Items from a data source:
::::::::

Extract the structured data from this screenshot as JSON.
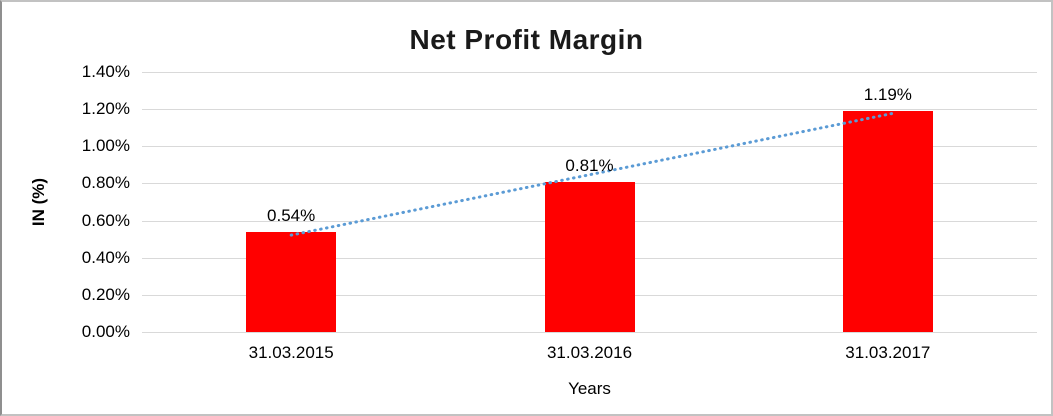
{
  "chart_data": {
    "type": "bar",
    "title": "Net Profit Margin",
    "xlabel": "Years",
    "ylabel": "IN (%)",
    "categories": [
      "31.03.2015",
      "31.03.2016",
      "31.03.2017"
    ],
    "values": [
      0.54,
      0.81,
      1.19
    ],
    "data_labels": [
      "0.54%",
      "0.81%",
      "1.19%"
    ],
    "ylim": [
      0,
      1.4
    ],
    "ytick_step": 0.2,
    "ytick_labels": [
      "0.00%",
      "0.20%",
      "0.40%",
      "0.60%",
      "0.80%",
      "1.00%",
      "1.20%",
      "1.40%"
    ],
    "grid": true,
    "legend": "none",
    "bar_color": "#ff0000",
    "gridline_color": "#d9d9d9",
    "trendline": {
      "type": "linear",
      "style": "dotted",
      "color": "#5b9bd5"
    }
  }
}
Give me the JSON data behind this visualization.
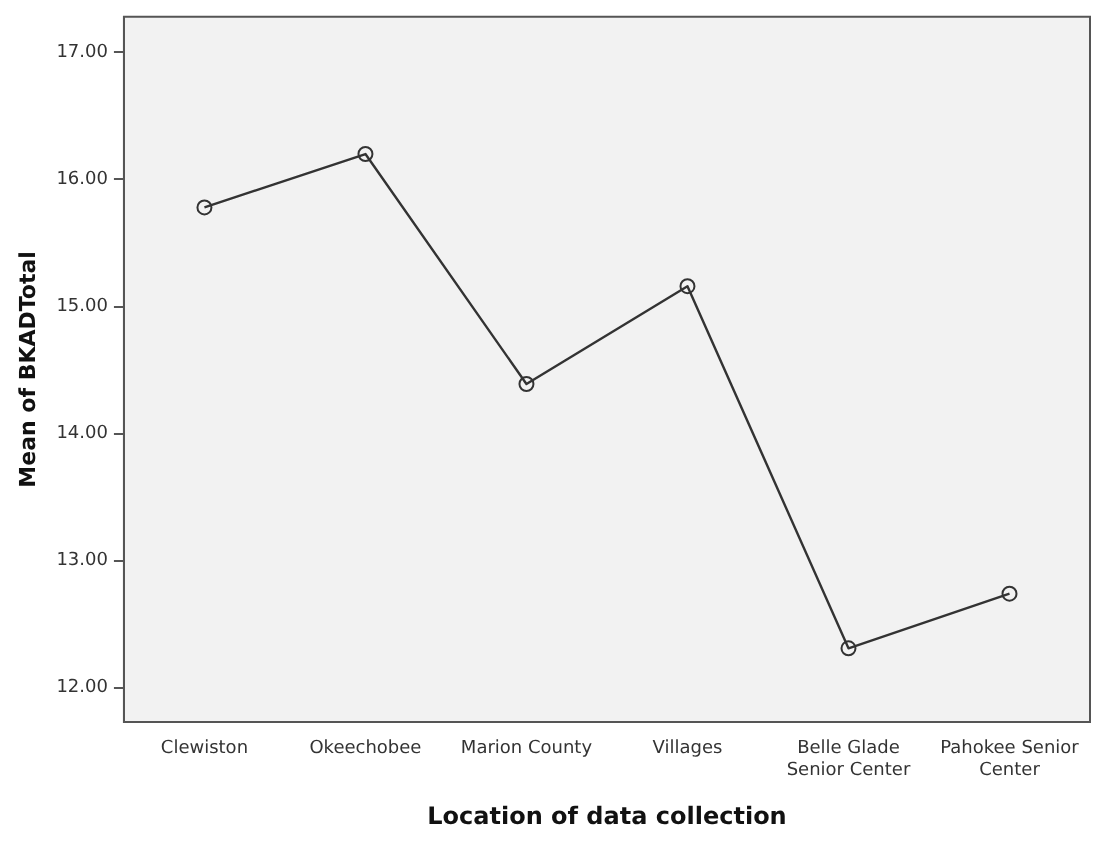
{
  "chart_data": {
    "type": "line",
    "xlabel": "Location of data collection",
    "ylabel": "Mean of BKADTotal",
    "categories": [
      "Clewiston",
      "Okeechobee",
      "Marion County",
      "Villages",
      "Belle Glade Senior Center",
      "Pahokee Senior Center"
    ],
    "series": [
      {
        "color": "#333333",
        "values": [
          15.78,
          16.2,
          14.39,
          15.16,
          12.31,
          12.74
        ]
      }
    ],
    "ylim": [
      11.73,
      17.28
    ],
    "yticks": [
      {
        "value": 12,
        "label": "12.00"
      },
      {
        "value": 13,
        "label": "13.00"
      },
      {
        "value": 14,
        "label": "14.00"
      },
      {
        "value": 15,
        "label": "15.00"
      },
      {
        "value": 16,
        "label": "16.00"
      },
      {
        "value": 17,
        "label": "17.00"
      }
    ],
    "grid": false,
    "legend": false,
    "marker": "circle",
    "line_style": "solid"
  }
}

::::::::

Every record is to be reproduced exactly, with no pictures included.

Extract the structured data from this screenshot as JSON.
{
  "chart_data": {
    "type": "bar",
    "title": "Net Profit Margin",
    "xlabel": "Years",
    "ylabel": "IN (%)",
    "categories": [
      "31.03.2015",
      "31.03.2016",
      "31.03.2017"
    ],
    "values": [
      0.54,
      0.81,
      1.19
    ],
    "data_labels": [
      "0.54%",
      "0.81%",
      "1.19%"
    ],
    "ylim": [
      0,
      1.4
    ],
    "ytick_step": 0.2,
    "ytick_labels": [
      "0.00%",
      "0.20%",
      "0.40%",
      "0.60%",
      "0.80%",
      "1.00%",
      "1.20%",
      "1.40%"
    ],
    "grid": true,
    "legend": "none",
    "bar_color": "#ff0000",
    "gridline_color": "#d9d9d9",
    "trendline": {
      "type": "linear",
      "style": "dotted",
      "color": "#5b9bd5"
    }
  }
}
Give me the JSON data behind this visualization.
{
  "chart_data": {
    "type": "line",
    "xlabel": "Location of data collection",
    "ylabel": "Mean of BKADTotal",
    "categories": [
      "Clewiston",
      "Okeechobee",
      "Marion County",
      "Villages",
      "Belle Glade Senior Center",
      "Pahokee Senior Center"
    ],
    "series": [
      {
        "color": "#333333",
        "values": [
          15.78,
          16.2,
          14.39,
          15.16,
          12.31,
          12.74
        ]
      }
    ],
    "ylim": [
      11.73,
      17.28
    ],
    "yticks": [
      {
        "value": 12,
        "label": "12.00"
      },
      {
        "value": 13,
        "label": "13.00"
      },
      {
        "value": 14,
        "label": "14.00"
      },
      {
        "value": 15,
        "label": "15.00"
      },
      {
        "value": 16,
        "label": "16.00"
      },
      {
        "value": 17,
        "label": "17.00"
      }
    ],
    "grid": false,
    "legend": false,
    "marker": "circle",
    "line_style": "solid"
  }
}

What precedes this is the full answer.